Raw records
◇ ◇ ◇ ◇
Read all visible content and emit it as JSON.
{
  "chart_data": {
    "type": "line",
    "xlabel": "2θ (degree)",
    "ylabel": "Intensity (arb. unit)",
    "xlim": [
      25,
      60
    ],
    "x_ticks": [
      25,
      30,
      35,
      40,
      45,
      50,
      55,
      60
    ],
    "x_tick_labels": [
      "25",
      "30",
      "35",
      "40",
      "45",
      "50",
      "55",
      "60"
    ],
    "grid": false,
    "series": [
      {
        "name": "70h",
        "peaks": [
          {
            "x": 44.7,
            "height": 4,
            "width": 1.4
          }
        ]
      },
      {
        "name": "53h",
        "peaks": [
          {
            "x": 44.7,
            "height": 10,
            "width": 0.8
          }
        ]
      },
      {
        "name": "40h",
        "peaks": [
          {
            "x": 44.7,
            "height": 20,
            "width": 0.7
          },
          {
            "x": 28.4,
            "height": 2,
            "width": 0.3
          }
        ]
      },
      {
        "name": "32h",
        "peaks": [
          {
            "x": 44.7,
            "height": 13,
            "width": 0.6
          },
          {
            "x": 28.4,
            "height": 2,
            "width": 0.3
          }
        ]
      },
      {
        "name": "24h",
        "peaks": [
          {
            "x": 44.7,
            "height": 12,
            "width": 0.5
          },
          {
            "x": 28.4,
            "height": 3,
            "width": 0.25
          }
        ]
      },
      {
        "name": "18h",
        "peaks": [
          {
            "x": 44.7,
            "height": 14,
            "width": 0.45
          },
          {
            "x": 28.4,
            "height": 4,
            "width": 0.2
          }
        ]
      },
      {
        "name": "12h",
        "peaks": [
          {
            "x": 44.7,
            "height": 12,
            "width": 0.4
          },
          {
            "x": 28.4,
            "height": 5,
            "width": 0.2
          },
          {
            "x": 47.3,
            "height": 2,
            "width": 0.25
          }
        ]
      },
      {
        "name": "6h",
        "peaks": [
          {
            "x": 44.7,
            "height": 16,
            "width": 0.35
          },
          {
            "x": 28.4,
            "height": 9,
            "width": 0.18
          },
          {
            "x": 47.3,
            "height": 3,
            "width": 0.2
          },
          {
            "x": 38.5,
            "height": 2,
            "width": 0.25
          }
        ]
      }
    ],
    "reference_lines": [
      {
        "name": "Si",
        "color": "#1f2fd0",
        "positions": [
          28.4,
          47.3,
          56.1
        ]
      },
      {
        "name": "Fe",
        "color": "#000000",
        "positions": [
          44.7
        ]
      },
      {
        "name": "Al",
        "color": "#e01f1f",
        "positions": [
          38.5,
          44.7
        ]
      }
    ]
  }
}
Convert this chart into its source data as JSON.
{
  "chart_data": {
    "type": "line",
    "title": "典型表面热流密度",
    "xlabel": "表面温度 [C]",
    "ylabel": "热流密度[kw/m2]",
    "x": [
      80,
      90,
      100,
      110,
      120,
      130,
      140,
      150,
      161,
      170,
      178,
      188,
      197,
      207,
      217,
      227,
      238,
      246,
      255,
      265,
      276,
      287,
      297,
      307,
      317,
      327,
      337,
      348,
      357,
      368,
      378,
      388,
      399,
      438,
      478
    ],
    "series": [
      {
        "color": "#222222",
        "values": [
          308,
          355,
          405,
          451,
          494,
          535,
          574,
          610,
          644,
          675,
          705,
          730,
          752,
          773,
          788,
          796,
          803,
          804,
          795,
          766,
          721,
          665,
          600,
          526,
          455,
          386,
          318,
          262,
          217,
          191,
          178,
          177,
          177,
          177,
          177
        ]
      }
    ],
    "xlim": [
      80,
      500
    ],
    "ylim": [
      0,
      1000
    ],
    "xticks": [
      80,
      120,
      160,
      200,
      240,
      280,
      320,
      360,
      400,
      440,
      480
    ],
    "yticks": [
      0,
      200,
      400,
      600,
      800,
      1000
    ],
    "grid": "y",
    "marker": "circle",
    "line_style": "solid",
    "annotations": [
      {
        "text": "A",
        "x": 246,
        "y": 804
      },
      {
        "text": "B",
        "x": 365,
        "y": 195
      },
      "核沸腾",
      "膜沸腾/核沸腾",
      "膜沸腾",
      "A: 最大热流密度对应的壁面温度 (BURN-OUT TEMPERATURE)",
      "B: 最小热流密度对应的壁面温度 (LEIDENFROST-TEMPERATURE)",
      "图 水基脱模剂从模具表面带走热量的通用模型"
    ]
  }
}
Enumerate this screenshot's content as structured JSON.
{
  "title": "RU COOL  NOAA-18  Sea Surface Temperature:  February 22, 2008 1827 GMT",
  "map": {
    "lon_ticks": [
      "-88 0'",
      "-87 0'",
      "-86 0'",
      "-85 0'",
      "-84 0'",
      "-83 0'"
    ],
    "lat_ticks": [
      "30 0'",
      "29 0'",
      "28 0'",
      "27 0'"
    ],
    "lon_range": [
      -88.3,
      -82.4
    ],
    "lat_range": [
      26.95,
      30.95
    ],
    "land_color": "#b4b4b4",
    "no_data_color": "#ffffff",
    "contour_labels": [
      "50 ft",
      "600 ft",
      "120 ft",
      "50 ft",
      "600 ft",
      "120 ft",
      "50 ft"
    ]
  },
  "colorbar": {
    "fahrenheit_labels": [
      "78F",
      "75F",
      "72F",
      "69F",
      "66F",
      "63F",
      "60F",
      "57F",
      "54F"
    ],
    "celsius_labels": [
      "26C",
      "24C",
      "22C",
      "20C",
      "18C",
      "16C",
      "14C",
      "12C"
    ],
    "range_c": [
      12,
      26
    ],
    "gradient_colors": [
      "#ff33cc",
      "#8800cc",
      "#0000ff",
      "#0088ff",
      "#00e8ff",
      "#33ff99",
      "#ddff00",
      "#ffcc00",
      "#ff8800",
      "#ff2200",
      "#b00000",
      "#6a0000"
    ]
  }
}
◇ ◇ ◇ ◇
▸ YOUR GOAL
Give the complete listing a second time, exactly as it reads.

▸ EXERCISE RESULT
Read all visible content and emit it as JSON.
{
  "chart_data": {
    "type": "line",
    "xlabel": "2θ (degree)",
    "ylabel": "Intensity (arb. unit)",
    "xlim": [
      25,
      60
    ],
    "x_ticks": [
      25,
      30,
      35,
      40,
      45,
      50,
      55,
      60
    ],
    "x_tick_labels": [
      "25",
      "30",
      "35",
      "40",
      "45",
      "50",
      "55",
      "60"
    ],
    "grid": false,
    "series": [
      {
        "name": "70h",
        "peaks": [
          {
            "x": 44.7,
            "height": 4,
            "width": 1.4
          }
        ]
      },
      {
        "name": "53h",
        "peaks": [
          {
            "x": 44.7,
            "height": 10,
            "width": 0.8
          }
        ]
      },
      {
        "name": "40h",
        "peaks": [
          {
            "x": 44.7,
            "height": 20,
            "width": 0.7
          },
          {
            "x": 28.4,
            "height": 2,
            "width": 0.3
          }
        ]
      },
      {
        "name": "32h",
        "peaks": [
          {
            "x": 44.7,
            "height": 13,
            "width": 0.6
          },
          {
            "x": 28.4,
            "height": 2,
            "width": 0.3
          }
        ]
      },
      {
        "name": "24h",
        "peaks": [
          {
            "x": 44.7,
            "height": 12,
            "width": 0.5
          },
          {
            "x": 28.4,
            "height": 3,
            "width": 0.25
          }
        ]
      },
      {
        "name": "18h",
        "peaks": [
          {
            "x": 44.7,
            "height": 14,
            "width": 0.45
          },
          {
            "x": 28.4,
            "height": 4,
            "width": 0.2
          }
        ]
      },
      {
        "name": "12h",
        "peaks": [
          {
            "x": 44.7,
            "height": 12,
            "width": 0.4
          },
          {
            "x": 28.4,
            "height": 5,
            "width": 0.2
          },
          {
            "x": 47.3,
            "height": 2,
            "width": 0.25
          }
        ]
      },
      {
        "name": "6h",
        "peaks": [
          {
            "x": 44.7,
            "height": 16,
            "width": 0.35
          },
          {
            "x": 28.4,
            "height": 9,
            "width": 0.18
          },
          {
            "x": 47.3,
            "height": 3,
            "width": 0.2
          },
          {
            "x": 38.5,
            "height": 2,
            "width": 0.25
          }
        ]
      }
    ],
    "reference_lines": [
      {
        "name": "Si",
        "color": "#1f2fd0",
        "positions": [
          28.4,
          47.3,
          56.1
        ]
      },
      {
        "name": "Fe",
        "color": "#000000",
        "positions": [
          44.7
        ]
      },
      {
        "name": "Al",
        "color": "#e01f1f",
        "positions": [
          38.5,
          44.7
        ]
      }
    ]
  }
}
Convert this chart into its source data as JSON.
{
  "chart_data": {
    "type": "line",
    "title": "典型表面热流密度",
    "xlabel": "表面温度 [C]",
    "ylabel": "热流密度[kw/m2]",
    "x": [
      80,
      90,
      100,
      110,
      120,
      130,
      140,
      150,
      161,
      170,
      178,
      188,
      197,
      207,
      217,
      227,
      238,
      246,
      255,
      265,
      276,
      287,
      297,
      307,
      317,
      327,
      337,
      348,
      357,
      368,
      378,
      388,
      399,
      438,
      478
    ],
    "series": [
      {
        "color": "#222222",
        "values": [
          308,
          355,
          405,
          451,
          494,
          535,
          574,
          610,
          644,
          675,
          705,
          730,
          752,
          773,
          788,
          796,
          803,
          804,
          795,
          766,
          721,
          665,
          600,
          526,
          455,
          386,
          318,
          262,
          217,
          191,
          178,
          177,
          177,
          177,
          177
        ]
      }
    ],
    "xlim": [
      80,
      500
    ],
    "ylim": [
      0,
      1000
    ],
    "xticks": [
      80,
      120,
      160,
      200,
      240,
      280,
      320,
      360,
      400,
      440,
      480
    ],
    "yticks": [
      0,
      200,
      400,
      600,
      800,
      1000
    ],
    "grid": "y",
    "marker": "circle",
    "line_style": "solid",
    "annotations": [
      {
        "text": "A",
        "x": 246,
        "y": 804
      },
      {
        "text": "B",
        "x": 365,
        "y": 195
      },
      "核沸腾",
      "膜沸腾/核沸腾",
      "膜沸腾",
      "A: 最大热流密度对应的壁面温度 (BURN-OUT TEMPERATURE)",
      "B: 最小热流密度对应的壁面温度 (LEIDENFROST-TEMPERATURE)",
      "图 水基脱模剂从模具表面带走热量的通用模型"
    ]
  }
}
Enumerate this screenshot's content as structured JSON.
{
  "title": "RU COOL  NOAA-18  Sea Surface Temperature:  February 22, 2008 1827 GMT",
  "map": {
    "lon_ticks": [
      "-88 0'",
      "-87 0'",
      "-86 0'",
      "-85 0'",
      "-84 0'",
      "-83 0'"
    ],
    "lat_ticks": [
      "30 0'",
      "29 0'",
      "28 0'",
      "27 0'"
    ],
    "lon_range": [
      -88.3,
      -82.4
    ],
    "lat_range": [
      26.95,
      30.95
    ],
    "land_color": "#b4b4b4",
    "no_data_color": "#ffffff",
    "contour_labels": [
      "50 ft",
      "600 ft",
      "120 ft",
      "50 ft",
      "600 ft",
      "120 ft",
      "50 ft"
    ]
  },
  "colorbar": {
    "fahrenheit_labels": [
      "78F",
      "75F",
      "72F",
      "69F",
      "66F",
      "63F",
      "60F",
      "57F",
      "54F"
    ],
    "celsius_labels": [
      "26C",
      "24C",
      "22C",
      "20C",
      "18C",
      "16C",
      "14C",
      "12C"
    ],
    "range_c": [
      12,
      26
    ],
    "gradient_colors": [
      "#ff33cc",
      "#8800cc",
      "#0000ff",
      "#0088ff",
      "#00e8ff",
      "#33ff99",
      "#ddff00",
      "#ffcc00",
      "#ff8800",
      "#ff2200",
      "#b00000",
      "#6a0000"
    ]
  }
}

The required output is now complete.